### DESCRIPTION OF THE TASK
In the copy, include every entry exactly but none of the images.
* * * * * * *
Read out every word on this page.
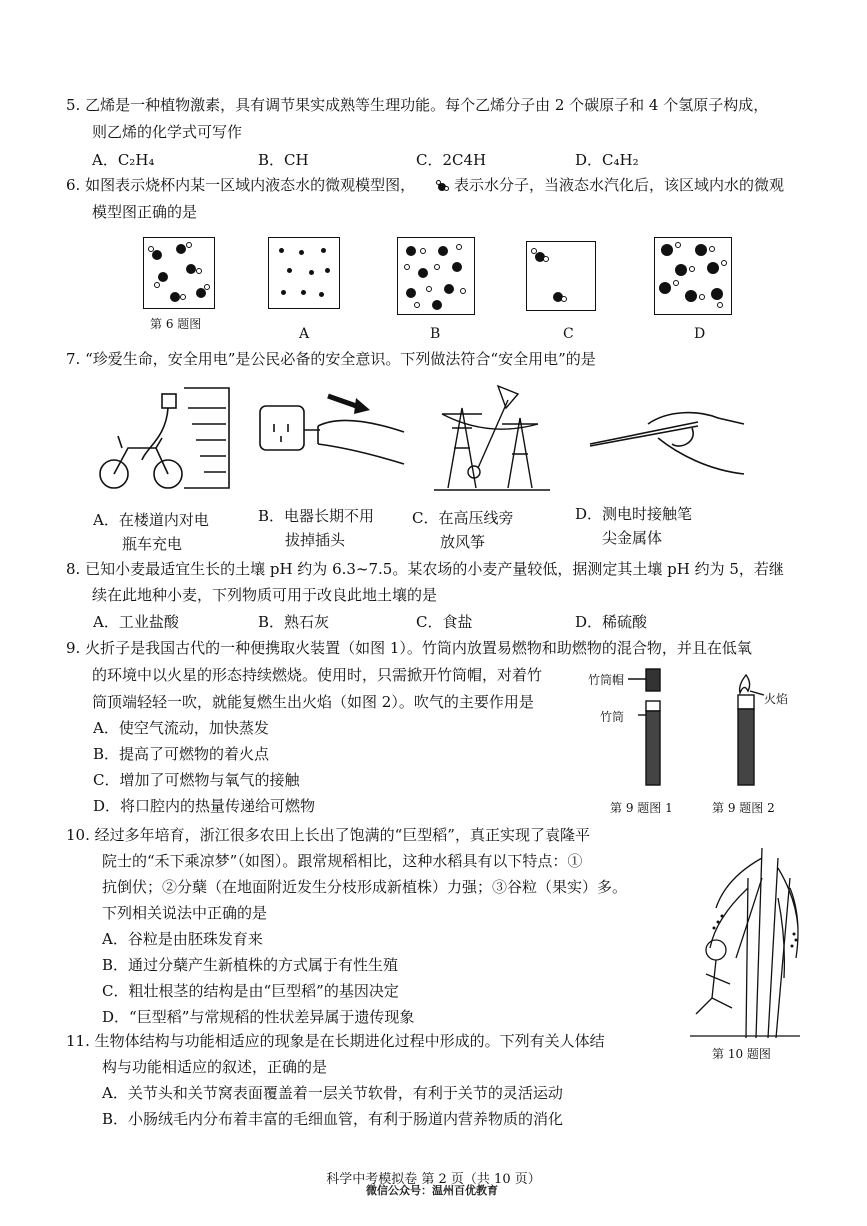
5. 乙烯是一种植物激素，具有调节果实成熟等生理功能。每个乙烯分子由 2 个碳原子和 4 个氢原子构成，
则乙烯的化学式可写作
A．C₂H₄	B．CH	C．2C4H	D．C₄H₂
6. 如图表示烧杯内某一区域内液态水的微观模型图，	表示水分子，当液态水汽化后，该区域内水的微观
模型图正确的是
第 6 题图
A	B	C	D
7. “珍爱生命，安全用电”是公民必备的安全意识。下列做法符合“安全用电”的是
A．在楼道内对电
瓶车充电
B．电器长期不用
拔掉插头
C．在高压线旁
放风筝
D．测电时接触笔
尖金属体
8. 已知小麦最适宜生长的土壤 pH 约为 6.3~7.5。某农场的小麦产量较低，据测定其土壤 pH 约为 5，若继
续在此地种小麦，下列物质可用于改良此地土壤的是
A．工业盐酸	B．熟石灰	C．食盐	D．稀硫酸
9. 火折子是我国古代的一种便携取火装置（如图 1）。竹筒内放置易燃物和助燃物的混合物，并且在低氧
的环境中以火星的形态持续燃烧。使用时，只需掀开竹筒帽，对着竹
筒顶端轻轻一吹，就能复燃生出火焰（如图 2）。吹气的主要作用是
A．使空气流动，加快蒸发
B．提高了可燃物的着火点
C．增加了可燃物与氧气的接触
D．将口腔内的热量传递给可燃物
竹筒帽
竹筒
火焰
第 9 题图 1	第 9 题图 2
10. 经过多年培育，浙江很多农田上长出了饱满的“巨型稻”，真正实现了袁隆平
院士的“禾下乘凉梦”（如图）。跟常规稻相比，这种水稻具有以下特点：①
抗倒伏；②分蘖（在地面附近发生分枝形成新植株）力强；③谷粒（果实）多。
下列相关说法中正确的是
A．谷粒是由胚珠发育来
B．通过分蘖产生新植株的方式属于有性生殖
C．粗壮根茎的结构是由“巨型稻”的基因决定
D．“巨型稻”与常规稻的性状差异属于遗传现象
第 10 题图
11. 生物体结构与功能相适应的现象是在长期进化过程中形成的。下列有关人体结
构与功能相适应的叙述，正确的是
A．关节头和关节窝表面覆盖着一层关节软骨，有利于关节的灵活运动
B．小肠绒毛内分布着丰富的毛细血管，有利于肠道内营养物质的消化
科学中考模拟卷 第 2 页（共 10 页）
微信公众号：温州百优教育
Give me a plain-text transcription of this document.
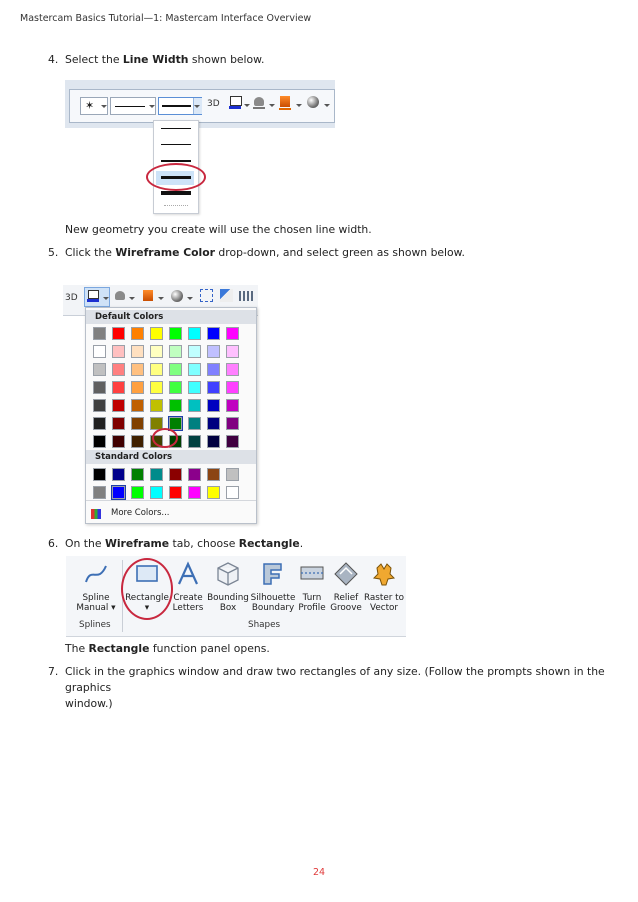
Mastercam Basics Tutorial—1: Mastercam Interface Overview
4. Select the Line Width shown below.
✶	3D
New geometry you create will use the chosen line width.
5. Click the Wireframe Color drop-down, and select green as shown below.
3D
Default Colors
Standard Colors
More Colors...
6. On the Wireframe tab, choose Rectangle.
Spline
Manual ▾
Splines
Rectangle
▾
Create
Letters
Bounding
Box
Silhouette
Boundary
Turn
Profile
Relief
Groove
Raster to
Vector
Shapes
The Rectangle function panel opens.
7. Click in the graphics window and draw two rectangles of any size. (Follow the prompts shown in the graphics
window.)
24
* * * * * * *
### EXERCISE RESPONSE
Read out every word on this page.
5. 乙烯是一种植物激素，具有调节果实成熟等生理功能。每个乙烯分子由 2 个碳原子和 4 个氢原子构成，
则乙烯的化学式可写作
A．C₂H₄	B．CH	C．2C4H	D．C₄H₂
6. 如图表示烧杯内某一区域内液态水的微观模型图，	表示水分子，当液态水汽化后，该区域内水的微观
模型图正确的是
第 6 题图
A	B	C	D
7. “珍爱生命，安全用电”是公民必备的安全意识。下列做法符合“安全用电”的是
A．在楼道内对电
瓶车充电
B．电器长期不用
拔掉插头
C．在高压线旁
放风筝
D．测电时接触笔
尖金属体
8. 已知小麦最适宜生长的土壤 pH 约为 6.3~7.5。某农场的小麦产量较低，据测定其土壤 pH 约为 5，若继
续在此地种小麦，下列物质可用于改良此地土壤的是
A．工业盐酸	B．熟石灰	C．食盐	D．稀硫酸
9. 火折子是我国古代的一种便携取火装置（如图 1）。竹筒内放置易燃物和助燃物的混合物，并且在低氧
的环境中以火星的形态持续燃烧。使用时，只需掀开竹筒帽，对着竹
筒顶端轻轻一吹，就能复燃生出火焰（如图 2）。吹气的主要作用是
A．使空气流动，加快蒸发
B．提高了可燃物的着火点
C．增加了可燃物与氧气的接触
D．将口腔内的热量传递给可燃物
竹筒帽
竹筒
火焰
第 9 题图 1	第 9 题图 2
10. 经过多年培育，浙江很多农田上长出了饱满的“巨型稻”，真正实现了袁隆平
院士的“禾下乘凉梦”（如图）。跟常规稻相比，这种水稻具有以下特点：①
抗倒伏；②分蘖（在地面附近发生分枝形成新植株）力强；③谷粒（果实）多。
下列相关说法中正确的是
A．谷粒是由胚珠发育来
B．通过分蘖产生新植株的方式属于有性生殖
C．粗壮根茎的结构是由“巨型稻”的基因决定
D．“巨型稻”与常规稻的性状差异属于遗传现象
第 10 题图
11. 生物体结构与功能相适应的现象是在长期进化过程中形成的。下列有关人体结
构与功能相适应的叙述，正确的是
A．关节头和关节窝表面覆盖着一层关节软骨，有利于关节的灵活运动
B．小肠绒毛内分布着丰富的毛细血管，有利于肠道内营养物质的消化
科学中考模拟卷 第 2 页（共 10 页）
微信公众号：温州百优教育
Give me a plain-text transcription of this document.
Mastercam Basics Tutorial—1: Mastercam Interface Overview
4. Select the Line Width shown below.
✶	3D
New geometry you create will use the chosen line width.
5. Click the Wireframe Color drop-down, and select green as shown below.
3D
Default Colors
Standard Colors
More Colors...
6. On the Wireframe tab, choose Rectangle.
Spline
Manual ▾
Splines
Rectangle
▾
Create
Letters
Bounding
Box
Silhouette
Boundary
Turn
Profile
Relief
Groove
Raster to
Vector
Shapes
The Rectangle function panel opens.
7. Click in the graphics window and draw two rectangles of any size. (Follow the prompts shown in the graphics
window.)
24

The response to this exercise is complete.